_WRITTEN PROBLEM_.
Return all lines that include the string "expansion".
* start PROVIDED DATA *
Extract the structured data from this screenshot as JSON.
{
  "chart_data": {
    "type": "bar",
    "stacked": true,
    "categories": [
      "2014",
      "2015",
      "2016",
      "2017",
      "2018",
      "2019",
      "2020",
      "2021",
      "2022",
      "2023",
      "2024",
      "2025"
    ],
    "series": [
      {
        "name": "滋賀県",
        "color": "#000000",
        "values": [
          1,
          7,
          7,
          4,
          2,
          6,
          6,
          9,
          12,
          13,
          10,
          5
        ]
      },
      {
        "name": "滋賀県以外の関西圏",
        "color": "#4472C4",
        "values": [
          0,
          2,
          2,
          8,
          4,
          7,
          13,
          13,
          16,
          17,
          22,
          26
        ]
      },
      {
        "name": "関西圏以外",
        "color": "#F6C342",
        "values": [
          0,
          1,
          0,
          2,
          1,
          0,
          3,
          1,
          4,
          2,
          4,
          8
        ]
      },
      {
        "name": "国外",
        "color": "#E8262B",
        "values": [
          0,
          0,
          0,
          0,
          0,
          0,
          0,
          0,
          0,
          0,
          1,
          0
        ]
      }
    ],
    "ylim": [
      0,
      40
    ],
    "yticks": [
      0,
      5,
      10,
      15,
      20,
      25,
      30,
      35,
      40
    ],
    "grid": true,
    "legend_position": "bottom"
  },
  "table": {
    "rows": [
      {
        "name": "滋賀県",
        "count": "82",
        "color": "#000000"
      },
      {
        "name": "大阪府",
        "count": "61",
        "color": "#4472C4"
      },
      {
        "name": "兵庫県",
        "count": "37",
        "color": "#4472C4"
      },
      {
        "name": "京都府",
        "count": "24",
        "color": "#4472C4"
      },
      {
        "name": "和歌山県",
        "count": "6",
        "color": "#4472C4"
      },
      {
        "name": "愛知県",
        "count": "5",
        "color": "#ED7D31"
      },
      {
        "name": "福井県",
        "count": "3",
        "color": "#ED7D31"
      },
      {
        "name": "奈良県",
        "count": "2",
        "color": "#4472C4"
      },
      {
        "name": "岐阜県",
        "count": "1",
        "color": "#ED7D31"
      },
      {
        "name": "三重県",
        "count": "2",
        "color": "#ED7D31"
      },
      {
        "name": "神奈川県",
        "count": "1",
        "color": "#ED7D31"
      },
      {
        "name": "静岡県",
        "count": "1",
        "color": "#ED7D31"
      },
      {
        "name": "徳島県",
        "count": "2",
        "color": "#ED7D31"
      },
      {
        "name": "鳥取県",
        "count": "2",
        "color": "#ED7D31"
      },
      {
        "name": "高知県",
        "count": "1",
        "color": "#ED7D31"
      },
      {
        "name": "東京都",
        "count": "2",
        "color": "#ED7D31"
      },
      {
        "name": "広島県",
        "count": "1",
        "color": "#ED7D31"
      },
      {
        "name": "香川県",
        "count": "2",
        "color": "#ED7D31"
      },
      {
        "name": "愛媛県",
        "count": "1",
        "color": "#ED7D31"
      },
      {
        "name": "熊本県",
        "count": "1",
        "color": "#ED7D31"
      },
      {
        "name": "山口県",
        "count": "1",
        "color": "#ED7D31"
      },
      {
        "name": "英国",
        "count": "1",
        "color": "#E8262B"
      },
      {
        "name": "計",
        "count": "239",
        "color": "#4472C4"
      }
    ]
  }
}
* end PROVIDED DATA *
* start PROVIDED DATA *
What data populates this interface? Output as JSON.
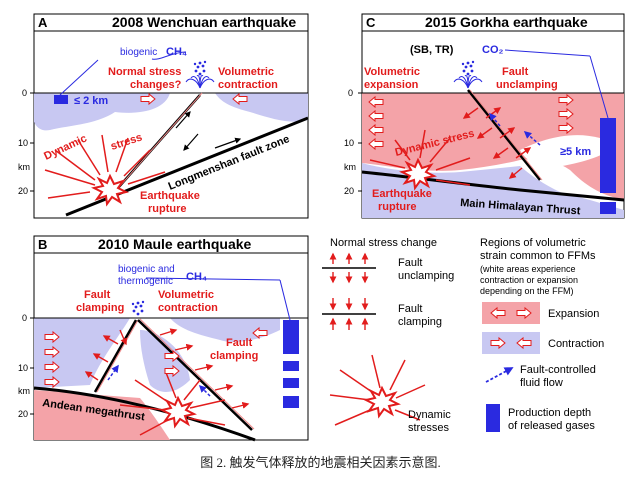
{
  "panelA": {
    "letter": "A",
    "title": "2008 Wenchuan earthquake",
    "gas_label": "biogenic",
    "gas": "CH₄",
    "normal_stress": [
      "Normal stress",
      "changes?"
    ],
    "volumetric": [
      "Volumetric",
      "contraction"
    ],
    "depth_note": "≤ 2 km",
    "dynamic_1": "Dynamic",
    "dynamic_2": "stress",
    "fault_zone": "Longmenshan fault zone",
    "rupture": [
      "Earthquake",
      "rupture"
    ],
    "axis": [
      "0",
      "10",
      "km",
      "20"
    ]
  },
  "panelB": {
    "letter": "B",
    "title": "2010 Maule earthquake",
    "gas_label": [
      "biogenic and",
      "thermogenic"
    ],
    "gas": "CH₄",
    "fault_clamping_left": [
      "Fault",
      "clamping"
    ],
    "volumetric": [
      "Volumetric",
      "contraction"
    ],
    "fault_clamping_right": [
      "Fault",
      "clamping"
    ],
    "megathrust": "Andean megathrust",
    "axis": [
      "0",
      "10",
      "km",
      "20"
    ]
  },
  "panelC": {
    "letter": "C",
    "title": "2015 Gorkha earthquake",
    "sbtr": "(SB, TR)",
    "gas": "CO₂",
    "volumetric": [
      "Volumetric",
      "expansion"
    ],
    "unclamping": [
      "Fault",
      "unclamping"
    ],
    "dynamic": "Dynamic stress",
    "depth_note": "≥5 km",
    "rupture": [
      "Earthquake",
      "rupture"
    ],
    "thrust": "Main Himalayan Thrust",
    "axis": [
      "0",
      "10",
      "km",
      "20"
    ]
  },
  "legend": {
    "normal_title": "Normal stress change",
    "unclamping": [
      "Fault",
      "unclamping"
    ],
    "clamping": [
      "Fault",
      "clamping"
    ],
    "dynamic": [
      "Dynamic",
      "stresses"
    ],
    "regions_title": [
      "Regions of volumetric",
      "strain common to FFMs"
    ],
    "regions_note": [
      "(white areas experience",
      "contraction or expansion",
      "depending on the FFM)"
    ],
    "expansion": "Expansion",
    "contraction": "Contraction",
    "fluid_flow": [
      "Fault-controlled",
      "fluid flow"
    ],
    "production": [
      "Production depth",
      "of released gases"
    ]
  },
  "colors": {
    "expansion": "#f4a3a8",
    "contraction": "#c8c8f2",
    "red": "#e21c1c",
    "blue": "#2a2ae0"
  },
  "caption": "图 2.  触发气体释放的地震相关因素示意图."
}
* end PROVIDED DATA *
_EXPECTED OUTPUT_.
      "expansion"
      "contraction or expansion",
    "expansion": "Expansion",
    "expansion": "#f4a3a8",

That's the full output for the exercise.